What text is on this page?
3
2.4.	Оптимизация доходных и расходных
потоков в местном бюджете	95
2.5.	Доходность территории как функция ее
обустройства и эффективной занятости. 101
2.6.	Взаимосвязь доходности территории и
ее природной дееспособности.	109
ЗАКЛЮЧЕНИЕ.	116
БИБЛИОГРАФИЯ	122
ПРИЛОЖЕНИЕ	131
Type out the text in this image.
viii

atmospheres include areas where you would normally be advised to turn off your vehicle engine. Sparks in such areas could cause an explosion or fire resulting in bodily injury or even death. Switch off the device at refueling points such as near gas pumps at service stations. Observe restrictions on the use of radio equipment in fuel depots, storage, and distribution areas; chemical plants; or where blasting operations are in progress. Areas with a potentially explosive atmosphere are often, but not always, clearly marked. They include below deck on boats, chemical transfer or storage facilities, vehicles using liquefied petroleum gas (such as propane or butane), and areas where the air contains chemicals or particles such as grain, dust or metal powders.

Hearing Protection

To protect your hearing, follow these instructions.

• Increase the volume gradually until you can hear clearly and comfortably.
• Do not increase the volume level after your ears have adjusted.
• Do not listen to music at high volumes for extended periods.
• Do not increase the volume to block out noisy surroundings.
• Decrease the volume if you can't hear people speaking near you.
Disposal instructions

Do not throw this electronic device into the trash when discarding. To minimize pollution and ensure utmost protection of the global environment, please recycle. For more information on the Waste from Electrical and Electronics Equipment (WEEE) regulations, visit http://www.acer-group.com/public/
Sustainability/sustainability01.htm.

• • • • •

* [Work instructions]:
Pick out all lines containing the string "text".

* [Answer for the task]:
What text is on this page?
Type out the text in this image.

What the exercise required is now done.